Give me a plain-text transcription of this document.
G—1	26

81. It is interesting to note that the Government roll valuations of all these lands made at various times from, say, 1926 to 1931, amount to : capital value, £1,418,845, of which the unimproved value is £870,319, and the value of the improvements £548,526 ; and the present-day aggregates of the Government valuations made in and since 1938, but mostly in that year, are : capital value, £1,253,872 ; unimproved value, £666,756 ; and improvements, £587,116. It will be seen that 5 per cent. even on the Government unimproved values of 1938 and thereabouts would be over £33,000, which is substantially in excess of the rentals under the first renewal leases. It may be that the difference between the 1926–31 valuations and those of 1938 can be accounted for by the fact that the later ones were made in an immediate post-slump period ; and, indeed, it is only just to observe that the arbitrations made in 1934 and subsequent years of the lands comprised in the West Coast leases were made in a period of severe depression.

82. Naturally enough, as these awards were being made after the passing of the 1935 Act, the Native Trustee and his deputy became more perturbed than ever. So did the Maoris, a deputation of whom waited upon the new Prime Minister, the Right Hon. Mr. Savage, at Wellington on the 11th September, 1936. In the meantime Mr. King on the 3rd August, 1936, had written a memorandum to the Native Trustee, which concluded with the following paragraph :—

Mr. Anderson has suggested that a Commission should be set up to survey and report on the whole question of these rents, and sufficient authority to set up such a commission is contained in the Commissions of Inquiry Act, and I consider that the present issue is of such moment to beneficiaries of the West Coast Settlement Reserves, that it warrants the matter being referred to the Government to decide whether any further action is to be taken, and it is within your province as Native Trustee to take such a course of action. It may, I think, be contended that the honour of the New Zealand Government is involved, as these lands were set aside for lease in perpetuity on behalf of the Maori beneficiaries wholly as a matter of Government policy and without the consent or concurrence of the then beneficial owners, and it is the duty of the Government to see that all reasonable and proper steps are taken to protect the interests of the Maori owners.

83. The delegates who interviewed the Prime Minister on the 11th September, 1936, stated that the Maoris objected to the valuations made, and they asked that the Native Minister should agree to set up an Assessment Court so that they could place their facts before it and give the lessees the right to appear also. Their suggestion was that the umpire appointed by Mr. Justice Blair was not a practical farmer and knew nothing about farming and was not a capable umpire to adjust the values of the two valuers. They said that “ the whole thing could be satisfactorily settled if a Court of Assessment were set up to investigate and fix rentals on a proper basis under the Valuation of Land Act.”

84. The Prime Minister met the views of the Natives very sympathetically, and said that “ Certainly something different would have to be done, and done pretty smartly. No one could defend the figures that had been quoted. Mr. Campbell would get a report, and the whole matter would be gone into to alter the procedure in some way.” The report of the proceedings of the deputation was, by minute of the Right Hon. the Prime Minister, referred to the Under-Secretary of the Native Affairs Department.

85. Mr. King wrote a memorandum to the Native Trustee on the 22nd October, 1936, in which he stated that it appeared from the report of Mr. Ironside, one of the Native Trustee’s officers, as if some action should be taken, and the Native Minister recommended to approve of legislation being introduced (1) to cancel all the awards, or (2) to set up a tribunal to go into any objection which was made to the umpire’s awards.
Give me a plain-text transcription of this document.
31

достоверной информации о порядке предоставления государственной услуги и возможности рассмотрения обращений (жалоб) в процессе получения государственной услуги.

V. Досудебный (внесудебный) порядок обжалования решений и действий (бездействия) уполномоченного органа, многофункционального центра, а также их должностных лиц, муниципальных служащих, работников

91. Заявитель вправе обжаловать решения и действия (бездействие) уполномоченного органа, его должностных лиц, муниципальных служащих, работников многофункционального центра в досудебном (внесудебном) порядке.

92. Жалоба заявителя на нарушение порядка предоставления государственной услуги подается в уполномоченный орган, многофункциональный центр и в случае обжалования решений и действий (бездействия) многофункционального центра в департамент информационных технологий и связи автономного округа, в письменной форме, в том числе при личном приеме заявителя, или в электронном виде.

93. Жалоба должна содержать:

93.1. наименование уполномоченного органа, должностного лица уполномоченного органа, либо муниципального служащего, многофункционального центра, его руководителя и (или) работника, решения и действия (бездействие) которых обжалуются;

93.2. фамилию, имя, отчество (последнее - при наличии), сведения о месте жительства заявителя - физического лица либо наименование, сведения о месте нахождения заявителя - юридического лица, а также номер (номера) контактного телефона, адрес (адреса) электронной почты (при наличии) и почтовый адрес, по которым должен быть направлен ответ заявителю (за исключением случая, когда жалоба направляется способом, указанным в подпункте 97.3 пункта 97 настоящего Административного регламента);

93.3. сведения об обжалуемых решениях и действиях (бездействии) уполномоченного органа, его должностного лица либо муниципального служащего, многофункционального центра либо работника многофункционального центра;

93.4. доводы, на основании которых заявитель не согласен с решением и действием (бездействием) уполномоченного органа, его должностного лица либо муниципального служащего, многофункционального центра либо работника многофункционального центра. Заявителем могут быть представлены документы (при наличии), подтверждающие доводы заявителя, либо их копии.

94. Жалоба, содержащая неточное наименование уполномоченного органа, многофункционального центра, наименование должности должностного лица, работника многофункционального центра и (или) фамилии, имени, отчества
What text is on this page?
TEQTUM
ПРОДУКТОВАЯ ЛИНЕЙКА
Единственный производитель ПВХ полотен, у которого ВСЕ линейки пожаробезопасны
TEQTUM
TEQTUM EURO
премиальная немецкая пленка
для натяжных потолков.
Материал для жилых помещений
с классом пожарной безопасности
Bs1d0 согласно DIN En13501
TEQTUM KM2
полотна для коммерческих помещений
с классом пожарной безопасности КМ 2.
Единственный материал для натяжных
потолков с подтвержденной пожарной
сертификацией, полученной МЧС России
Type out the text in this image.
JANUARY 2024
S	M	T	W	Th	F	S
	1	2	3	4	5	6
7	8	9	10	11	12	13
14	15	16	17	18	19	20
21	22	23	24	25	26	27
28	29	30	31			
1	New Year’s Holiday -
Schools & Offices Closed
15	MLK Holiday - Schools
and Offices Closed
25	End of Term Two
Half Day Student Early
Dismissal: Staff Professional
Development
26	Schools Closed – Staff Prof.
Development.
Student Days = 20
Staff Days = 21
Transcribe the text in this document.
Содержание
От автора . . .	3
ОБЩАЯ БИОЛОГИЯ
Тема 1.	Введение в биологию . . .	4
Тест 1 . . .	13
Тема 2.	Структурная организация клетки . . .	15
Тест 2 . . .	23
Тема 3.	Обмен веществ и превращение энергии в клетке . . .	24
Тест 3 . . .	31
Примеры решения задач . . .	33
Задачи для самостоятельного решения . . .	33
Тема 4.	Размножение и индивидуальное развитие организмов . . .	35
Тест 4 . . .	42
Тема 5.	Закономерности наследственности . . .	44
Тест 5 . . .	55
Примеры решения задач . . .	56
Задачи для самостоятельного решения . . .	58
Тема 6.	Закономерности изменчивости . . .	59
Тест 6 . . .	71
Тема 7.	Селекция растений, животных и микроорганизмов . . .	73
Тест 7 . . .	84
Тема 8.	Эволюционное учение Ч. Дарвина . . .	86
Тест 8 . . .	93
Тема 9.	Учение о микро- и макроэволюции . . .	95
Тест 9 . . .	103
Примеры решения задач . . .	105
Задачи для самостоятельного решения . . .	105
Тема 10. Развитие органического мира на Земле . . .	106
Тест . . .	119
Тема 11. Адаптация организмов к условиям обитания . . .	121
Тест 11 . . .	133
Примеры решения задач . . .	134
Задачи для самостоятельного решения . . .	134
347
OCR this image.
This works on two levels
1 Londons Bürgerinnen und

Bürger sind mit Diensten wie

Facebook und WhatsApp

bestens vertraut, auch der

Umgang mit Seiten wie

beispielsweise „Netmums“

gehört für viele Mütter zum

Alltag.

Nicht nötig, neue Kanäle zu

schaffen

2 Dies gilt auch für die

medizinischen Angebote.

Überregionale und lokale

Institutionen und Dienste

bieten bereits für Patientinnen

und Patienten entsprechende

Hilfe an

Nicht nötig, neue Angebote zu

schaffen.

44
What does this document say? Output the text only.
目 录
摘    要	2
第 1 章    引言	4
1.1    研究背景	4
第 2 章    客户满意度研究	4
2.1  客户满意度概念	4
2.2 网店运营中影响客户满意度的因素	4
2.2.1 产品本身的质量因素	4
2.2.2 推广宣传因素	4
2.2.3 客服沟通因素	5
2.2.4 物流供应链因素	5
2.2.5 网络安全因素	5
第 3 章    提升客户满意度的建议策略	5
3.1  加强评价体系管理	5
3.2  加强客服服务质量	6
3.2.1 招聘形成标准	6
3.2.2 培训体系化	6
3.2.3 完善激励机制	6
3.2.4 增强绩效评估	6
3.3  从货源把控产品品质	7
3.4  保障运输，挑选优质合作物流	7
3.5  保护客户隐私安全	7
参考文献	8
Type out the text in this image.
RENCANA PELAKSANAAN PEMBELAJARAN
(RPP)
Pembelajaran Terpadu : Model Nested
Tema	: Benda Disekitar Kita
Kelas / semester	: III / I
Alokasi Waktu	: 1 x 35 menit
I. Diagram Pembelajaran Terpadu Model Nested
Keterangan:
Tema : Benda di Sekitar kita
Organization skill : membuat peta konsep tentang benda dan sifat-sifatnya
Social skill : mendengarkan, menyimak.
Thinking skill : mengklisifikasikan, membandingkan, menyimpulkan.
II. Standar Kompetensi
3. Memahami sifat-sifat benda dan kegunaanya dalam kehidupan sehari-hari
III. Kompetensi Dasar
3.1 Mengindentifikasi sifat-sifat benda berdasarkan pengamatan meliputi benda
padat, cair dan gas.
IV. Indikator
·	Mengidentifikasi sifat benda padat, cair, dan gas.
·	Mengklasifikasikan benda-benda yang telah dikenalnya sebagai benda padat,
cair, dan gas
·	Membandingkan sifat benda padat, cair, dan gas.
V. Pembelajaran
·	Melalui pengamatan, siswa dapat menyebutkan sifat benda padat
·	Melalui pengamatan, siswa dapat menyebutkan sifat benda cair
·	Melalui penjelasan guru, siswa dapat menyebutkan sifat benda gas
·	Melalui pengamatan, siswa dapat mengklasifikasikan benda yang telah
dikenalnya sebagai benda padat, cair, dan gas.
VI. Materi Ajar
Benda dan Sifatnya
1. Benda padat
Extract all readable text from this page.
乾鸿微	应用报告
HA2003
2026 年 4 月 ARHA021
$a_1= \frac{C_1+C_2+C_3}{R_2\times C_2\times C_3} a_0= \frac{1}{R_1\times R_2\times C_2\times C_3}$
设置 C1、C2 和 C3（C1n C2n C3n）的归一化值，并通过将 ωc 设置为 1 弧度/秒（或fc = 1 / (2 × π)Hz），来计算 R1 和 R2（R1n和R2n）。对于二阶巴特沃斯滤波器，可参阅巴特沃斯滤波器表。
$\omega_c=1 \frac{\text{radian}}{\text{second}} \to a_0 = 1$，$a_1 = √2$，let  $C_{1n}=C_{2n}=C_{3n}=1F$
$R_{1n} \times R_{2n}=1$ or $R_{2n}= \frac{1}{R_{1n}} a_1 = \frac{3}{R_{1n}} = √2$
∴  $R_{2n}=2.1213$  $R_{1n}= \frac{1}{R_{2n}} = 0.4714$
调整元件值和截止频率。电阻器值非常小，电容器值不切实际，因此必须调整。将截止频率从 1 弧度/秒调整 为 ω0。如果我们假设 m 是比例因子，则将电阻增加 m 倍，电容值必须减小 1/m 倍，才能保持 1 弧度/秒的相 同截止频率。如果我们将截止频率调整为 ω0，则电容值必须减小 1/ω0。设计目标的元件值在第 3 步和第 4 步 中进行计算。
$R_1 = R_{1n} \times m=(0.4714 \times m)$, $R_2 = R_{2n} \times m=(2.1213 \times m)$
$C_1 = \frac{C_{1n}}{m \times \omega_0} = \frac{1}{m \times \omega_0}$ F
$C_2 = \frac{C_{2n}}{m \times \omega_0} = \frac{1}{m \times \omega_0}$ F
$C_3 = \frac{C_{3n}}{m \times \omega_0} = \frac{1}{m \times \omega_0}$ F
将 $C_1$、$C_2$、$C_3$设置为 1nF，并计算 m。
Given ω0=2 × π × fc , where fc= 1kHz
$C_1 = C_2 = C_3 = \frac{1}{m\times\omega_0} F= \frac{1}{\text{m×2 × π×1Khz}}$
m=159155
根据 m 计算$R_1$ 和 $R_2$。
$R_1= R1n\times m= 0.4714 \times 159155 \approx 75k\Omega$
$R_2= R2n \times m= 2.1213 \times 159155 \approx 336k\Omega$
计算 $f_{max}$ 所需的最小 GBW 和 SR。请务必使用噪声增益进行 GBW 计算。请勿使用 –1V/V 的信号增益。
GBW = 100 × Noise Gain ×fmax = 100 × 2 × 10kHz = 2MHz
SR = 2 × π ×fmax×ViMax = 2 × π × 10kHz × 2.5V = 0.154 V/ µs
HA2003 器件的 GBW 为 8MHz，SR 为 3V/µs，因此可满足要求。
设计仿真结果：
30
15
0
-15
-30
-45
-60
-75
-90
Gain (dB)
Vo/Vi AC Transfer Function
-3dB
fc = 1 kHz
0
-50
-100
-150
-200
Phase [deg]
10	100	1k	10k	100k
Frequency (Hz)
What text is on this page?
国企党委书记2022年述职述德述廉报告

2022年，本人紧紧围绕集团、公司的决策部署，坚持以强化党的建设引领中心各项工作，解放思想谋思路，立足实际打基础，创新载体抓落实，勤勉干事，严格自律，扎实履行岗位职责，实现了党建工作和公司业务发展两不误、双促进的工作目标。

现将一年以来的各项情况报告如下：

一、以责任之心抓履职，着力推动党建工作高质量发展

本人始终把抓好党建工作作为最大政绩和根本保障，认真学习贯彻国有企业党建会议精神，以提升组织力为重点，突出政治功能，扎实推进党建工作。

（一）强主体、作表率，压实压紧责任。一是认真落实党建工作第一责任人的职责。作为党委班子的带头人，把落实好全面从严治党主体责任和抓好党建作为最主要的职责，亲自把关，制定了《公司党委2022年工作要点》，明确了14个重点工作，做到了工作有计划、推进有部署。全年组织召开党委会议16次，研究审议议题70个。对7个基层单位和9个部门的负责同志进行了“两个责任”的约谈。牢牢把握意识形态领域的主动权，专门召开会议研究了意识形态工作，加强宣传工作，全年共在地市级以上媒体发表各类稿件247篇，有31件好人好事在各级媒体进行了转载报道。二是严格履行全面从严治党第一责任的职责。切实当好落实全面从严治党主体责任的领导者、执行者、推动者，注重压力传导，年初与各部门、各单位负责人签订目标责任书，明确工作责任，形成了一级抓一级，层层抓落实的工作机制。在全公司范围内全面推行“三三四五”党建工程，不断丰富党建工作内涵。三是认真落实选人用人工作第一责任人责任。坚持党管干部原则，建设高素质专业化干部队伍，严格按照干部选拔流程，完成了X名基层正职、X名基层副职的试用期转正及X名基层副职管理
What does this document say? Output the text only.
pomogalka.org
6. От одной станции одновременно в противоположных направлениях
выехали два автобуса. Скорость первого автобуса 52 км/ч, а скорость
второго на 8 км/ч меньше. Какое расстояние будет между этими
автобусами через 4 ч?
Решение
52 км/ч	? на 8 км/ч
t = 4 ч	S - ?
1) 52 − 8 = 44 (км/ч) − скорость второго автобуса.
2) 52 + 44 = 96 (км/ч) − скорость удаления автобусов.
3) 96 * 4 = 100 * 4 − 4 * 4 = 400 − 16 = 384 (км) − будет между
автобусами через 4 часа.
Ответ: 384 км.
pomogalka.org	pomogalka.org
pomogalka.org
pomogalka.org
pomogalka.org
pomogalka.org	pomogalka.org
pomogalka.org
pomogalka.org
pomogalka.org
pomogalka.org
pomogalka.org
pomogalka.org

+--

## [SHORT TASK]
Find the string "Задачи" in the records, then copy each line where it occurs.

## [RESPONSE]
Задачи для самостоятельного решения . . .	33
Задачи для самостоятельного решения . . .	58
Задачи для самостоятельного решения . . .	105
Задачи для самостоятельного решения . . .	134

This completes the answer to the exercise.